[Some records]
* Start *

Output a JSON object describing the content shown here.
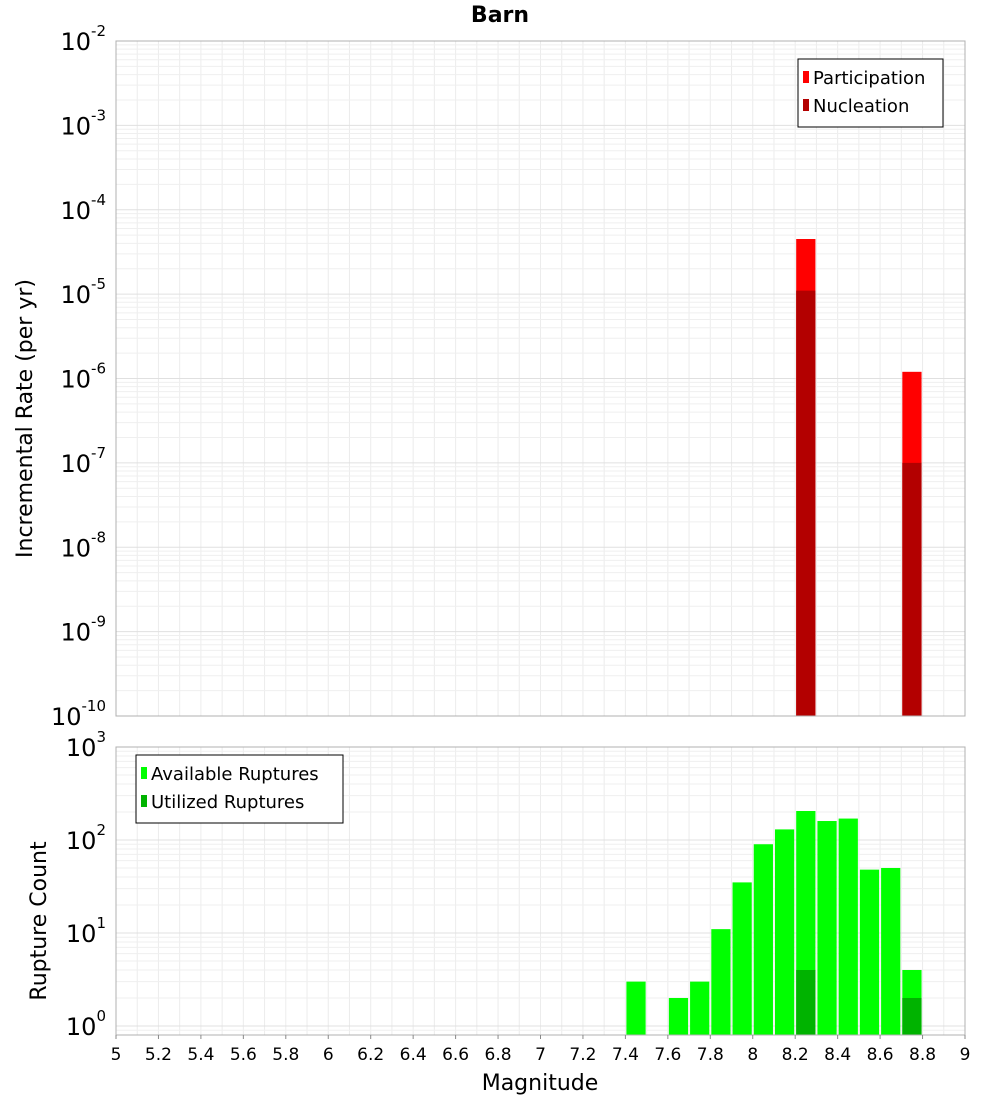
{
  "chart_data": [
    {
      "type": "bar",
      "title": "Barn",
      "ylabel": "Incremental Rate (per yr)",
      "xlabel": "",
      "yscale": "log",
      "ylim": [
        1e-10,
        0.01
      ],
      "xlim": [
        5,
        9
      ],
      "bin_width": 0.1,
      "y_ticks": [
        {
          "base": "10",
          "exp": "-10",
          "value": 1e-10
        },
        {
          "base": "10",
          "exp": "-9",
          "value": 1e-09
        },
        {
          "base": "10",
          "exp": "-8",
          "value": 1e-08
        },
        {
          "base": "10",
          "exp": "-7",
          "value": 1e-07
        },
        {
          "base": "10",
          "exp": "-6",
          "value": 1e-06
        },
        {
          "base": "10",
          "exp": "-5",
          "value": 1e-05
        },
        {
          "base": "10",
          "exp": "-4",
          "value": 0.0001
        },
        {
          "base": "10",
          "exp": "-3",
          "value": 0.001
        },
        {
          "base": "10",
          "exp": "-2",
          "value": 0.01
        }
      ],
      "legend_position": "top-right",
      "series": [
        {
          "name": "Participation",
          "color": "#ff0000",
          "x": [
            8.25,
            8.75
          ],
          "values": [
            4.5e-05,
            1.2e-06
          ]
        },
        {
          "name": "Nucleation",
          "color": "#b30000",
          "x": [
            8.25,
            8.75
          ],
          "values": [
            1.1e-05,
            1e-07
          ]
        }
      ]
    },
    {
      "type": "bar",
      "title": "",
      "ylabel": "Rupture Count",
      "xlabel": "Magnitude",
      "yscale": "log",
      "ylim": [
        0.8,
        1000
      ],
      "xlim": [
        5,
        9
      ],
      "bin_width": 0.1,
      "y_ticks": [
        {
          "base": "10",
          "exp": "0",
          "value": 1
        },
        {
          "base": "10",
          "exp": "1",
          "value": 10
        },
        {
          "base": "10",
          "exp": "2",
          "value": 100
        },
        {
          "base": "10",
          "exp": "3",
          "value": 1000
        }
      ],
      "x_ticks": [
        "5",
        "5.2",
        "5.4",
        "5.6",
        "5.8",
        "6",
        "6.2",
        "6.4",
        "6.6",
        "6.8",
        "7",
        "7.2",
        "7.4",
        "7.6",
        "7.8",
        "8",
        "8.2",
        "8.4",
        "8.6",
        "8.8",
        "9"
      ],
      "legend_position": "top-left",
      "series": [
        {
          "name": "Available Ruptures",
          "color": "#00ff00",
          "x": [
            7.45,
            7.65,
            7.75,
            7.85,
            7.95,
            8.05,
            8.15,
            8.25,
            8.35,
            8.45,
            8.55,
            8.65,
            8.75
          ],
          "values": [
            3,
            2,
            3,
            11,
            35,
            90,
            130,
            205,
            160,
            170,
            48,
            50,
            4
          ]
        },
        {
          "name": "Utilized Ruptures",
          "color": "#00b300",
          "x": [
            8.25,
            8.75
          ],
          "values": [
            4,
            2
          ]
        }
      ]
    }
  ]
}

* End *

- WHAT IS REQUIRED -
Go through the preceding material and copy each line that has the word "Ruptures".

- WRITTEN SOLUTION -
          "name": "Available Ruptures",
          "name": "Utilized Ruptures",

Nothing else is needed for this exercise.